* [Written exercise]
Make an exact copy of the listing below.

* [Material for this task]
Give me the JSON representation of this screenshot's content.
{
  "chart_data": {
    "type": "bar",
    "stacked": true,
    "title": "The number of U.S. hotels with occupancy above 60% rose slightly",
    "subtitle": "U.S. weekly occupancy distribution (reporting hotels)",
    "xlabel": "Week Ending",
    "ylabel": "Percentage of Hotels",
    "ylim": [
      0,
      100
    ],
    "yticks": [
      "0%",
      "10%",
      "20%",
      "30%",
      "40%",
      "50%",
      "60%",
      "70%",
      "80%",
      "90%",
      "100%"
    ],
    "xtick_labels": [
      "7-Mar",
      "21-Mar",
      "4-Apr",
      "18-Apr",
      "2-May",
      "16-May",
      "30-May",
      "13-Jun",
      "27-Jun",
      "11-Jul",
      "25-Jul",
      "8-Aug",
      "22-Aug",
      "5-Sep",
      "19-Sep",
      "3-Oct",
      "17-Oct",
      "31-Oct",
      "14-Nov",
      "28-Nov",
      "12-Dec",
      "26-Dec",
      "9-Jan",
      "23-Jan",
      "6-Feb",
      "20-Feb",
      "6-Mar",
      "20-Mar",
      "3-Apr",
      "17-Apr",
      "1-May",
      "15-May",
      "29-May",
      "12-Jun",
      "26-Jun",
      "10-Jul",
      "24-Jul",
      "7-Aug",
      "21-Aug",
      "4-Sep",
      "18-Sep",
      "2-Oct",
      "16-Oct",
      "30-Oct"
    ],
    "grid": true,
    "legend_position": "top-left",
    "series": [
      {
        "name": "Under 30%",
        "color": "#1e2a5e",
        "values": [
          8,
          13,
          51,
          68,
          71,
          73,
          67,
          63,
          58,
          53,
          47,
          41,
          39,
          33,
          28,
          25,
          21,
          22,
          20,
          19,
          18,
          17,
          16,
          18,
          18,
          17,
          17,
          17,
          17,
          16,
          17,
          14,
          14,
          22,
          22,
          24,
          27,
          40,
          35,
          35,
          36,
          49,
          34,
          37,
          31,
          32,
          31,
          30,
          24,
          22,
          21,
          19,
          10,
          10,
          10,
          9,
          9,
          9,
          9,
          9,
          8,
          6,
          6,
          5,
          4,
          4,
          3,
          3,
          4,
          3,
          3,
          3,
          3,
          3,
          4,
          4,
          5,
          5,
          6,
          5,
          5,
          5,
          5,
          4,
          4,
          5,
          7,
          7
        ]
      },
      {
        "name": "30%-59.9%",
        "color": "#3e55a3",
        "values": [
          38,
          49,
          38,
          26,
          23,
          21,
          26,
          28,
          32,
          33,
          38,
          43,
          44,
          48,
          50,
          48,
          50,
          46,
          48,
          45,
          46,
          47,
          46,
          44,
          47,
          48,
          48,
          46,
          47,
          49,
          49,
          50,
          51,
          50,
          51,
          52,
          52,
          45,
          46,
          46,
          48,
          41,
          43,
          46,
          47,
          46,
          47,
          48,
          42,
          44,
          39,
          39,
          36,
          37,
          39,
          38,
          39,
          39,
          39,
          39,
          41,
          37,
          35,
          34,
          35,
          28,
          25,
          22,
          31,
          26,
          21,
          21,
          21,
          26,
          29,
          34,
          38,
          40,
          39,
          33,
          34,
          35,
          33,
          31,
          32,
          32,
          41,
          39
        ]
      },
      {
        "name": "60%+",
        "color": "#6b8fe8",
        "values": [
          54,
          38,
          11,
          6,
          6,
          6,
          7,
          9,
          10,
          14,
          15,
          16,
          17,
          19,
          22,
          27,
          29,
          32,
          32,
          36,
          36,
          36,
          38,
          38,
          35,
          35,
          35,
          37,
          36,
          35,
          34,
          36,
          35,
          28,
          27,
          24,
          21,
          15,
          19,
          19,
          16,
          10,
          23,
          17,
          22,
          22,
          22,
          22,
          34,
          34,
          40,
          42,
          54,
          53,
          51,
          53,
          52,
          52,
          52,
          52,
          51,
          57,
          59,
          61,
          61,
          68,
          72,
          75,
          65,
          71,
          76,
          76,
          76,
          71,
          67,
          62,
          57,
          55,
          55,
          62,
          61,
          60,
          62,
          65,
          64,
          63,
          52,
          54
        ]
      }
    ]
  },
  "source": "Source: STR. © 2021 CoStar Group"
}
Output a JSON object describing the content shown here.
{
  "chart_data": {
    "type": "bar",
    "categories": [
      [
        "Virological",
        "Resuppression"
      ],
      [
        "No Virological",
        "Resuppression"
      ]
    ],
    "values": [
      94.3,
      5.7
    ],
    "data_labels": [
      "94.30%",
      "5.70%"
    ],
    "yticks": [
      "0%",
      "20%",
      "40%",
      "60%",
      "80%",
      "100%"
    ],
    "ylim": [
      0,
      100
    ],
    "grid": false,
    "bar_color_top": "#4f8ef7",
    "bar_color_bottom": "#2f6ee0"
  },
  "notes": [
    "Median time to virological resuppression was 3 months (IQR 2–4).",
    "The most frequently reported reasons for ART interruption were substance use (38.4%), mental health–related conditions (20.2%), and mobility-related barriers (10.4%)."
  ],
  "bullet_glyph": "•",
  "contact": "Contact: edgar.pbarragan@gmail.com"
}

* [Expected output]
Give me the JSON representation of this screenshot's content.
{
  "chart_data": {
    "type": "bar",
    "stacked": true,
    "title": "The number of U.S. hotels with occupancy above 60% rose slightly",
    "subtitle": "U.S. weekly occupancy distribution (reporting hotels)",
    "xlabel": "Week Ending",
    "ylabel": "Percentage of Hotels",
    "ylim": [
      0,
      100
    ],
    "yticks": [
      "0%",
      "10%",
      "20%",
      "30%",
      "40%",
      "50%",
      "60%",
      "70%",
      "80%",
      "90%",
      "100%"
    ],
    "xtick_labels": [
      "7-Mar",
      "21-Mar",
      "4-Apr",
      "18-Apr",
      "2-May",
      "16-May",
      "30-May",
      "13-Jun",
      "27-Jun",
      "11-Jul",
      "25-Jul",
      "8-Aug",
      "22-Aug",
      "5-Sep",
      "19-Sep",
      "3-Oct",
      "17-Oct",
      "31-Oct",
      "14-Nov",
      "28-Nov",
      "12-Dec",
      "26-Dec",
      "9-Jan",
      "23-Jan",
      "6-Feb",
      "20-Feb",
      "6-Mar",
      "20-Mar",
      "3-Apr",
      "17-Apr",
      "1-May",
      "15-May",
      "29-May",
      "12-Jun",
      "26-Jun",
      "10-Jul",
      "24-Jul",
      "7-Aug",
      "21-Aug",
      "4-Sep",
      "18-Sep",
      "2-Oct",
      "16-Oct",
      "30-Oct"
    ],
    "grid": true,
    "legend_position": "top-left",
    "series": [
      {
        "name": "Under 30%",
        "color": "#1e2a5e",
        "values": [
          8,
          13,
          51,
          68,
          71,
          73,
          67,
          63,
          58,
          53,
          47,
          41,
          39,
          33,
          28,
          25,
          21,
          22,
          20,
          19,
          18,
          17,
          16,
          18,
          18,
          17,
          17,
          17,
          17,
          16,
          17,
          14,
          14,
          22,
          22,
          24,
          27,
          40,
          35,
          35,
          36,
          49,
          34,
          37,
          31,
          32,
          31,
          30,
          24,
          22,
          21,
          19,
          10,
          10,
          10,
          9,
          9,
          9,
          9,
          9,
          8,
          6,
          6,
          5,
          4,
          4,
          3,
          3,
          4,
          3,
          3,
          3,
          3,
          3,
          4,
          4,
          5,
          5,
          6,
          5,
          5,
          5,
          5,
          4,
          4,
          5,
          7,
          7
        ]
      },
      {
        "name": "30%-59.9%",
        "color": "#3e55a3",
        "values": [
          38,
          49,
          38,
          26,
          23,
          21,
          26,
          28,
          32,
          33,
          38,
          43,
          44,
          48,
          50,
          48,
          50,
          46,
          48,
          45,
          46,
          47,
          46,
          44,
          47,
          48,
          48,
          46,
          47,
          49,
          49,
          50,
          51,
          50,
          51,
          52,
          52,
          45,
          46,
          46,
          48,
          41,
          43,
          46,
          47,
          46,
          47,
          48,
          42,
          44,
          39,
          39,
          36,
          37,
          39,
          38,
          39,
          39,
          39,
          39,
          41,
          37,
          35,
          34,
          35,
          28,
          25,
          22,
          31,
          26,
          21,
          21,
          21,
          26,
          29,
          34,
          38,
          40,
          39,
          33,
          34,
          35,
          33,
          31,
          32,
          32,
          41,
          39
        ]
      },
      {
        "name": "60%+",
        "color": "#6b8fe8",
        "values": [
          54,
          38,
          11,
          6,
          6,
          6,
          7,
          9,
          10,
          14,
          15,
          16,
          17,
          19,
          22,
          27,
          29,
          32,
          32,
          36,
          36,
          36,
          38,
          38,
          35,
          35,
          35,
          37,
          36,
          35,
          34,
          36,
          35,
          28,
          27,
          24,
          21,
          15,
          19,
          19,
          16,
          10,
          23,
          17,
          22,
          22,
          22,
          22,
          34,
          34,
          40,
          42,
          54,
          53,
          51,
          53,
          52,
          52,
          52,
          52,
          51,
          57,
          59,
          61,
          61,
          68,
          72,
          75,
          65,
          71,
          76,
          76,
          76,
          71,
          67,
          62,
          57,
          55,
          55,
          62,
          61,
          60,
          62,
          65,
          64,
          63,
          52,
          54
        ]
      }
    ]
  },
  "source": "Source: STR. © 2021 CoStar Group"
}
Output a JSON object describing the content shown here.
{
  "chart_data": {
    "type": "bar",
    "categories": [
      [
        "Virological",
        "Resuppression"
      ],
      [
        "No Virological",
        "Resuppression"
      ]
    ],
    "values": [
      94.3,
      5.7
    ],
    "data_labels": [
      "94.30%",
      "5.70%"
    ],
    "yticks": [
      "0%",
      "20%",
      "40%",
      "60%",
      "80%",
      "100%"
    ],
    "ylim": [
      0,
      100
    ],
    "grid": false,
    "bar_color_top": "#4f8ef7",
    "bar_color_bottom": "#2f6ee0"
  },
  "notes": [
    "Median time to virological resuppression was 3 months (IQR 2–4).",
    "The most frequently reported reasons for ART interruption were substance use (38.4%), mental health–related conditions (20.2%), and mobility-related barriers (10.4%)."
  ],
  "bullet_glyph": "•",
  "contact": "Contact: edgar.pbarragan@gmail.com"
}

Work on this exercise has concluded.